(Saved entries)
----
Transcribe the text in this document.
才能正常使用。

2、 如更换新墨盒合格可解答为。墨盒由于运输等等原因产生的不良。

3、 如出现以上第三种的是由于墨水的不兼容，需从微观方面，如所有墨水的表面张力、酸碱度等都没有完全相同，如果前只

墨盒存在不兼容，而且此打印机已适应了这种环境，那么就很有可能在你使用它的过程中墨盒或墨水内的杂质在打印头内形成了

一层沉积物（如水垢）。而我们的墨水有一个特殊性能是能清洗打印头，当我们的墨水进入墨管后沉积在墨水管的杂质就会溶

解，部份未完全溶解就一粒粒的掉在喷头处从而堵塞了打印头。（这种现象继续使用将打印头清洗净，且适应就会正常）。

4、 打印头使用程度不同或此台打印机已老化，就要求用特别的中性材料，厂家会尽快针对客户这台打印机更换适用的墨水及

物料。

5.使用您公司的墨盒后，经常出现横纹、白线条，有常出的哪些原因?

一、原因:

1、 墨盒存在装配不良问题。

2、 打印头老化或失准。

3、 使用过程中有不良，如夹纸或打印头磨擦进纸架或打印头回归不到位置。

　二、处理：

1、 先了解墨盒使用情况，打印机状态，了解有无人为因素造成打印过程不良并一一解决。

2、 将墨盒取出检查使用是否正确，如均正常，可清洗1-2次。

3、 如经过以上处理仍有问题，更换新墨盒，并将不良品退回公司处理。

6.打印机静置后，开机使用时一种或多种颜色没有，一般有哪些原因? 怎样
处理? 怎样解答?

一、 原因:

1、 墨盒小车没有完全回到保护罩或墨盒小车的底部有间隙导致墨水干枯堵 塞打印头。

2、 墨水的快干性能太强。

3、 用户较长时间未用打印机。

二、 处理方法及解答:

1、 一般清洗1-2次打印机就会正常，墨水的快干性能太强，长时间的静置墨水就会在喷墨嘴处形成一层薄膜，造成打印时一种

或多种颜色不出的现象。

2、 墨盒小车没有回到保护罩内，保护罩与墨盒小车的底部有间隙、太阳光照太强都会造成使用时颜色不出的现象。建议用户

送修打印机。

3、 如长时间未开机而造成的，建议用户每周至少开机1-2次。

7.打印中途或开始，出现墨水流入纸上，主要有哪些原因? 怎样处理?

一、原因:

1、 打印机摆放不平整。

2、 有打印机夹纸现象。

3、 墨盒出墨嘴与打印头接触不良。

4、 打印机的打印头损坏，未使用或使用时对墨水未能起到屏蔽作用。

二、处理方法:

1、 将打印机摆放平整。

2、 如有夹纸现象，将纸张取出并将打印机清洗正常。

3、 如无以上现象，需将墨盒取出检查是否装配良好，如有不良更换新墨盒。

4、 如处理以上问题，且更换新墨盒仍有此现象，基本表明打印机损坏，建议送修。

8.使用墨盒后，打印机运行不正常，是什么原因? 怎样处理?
----
* **Written exercise**
Copy out each line of the entries that holds "墨水的快干性能太强".

* **Answer to this task**
2、 墨水的快干性能太强。
1、 一般清洗1-2次打印机就会正常，墨水的快干性能太强，长时间的静置墨水就会在喷墨嘴处形成一层薄膜，造成打印时一种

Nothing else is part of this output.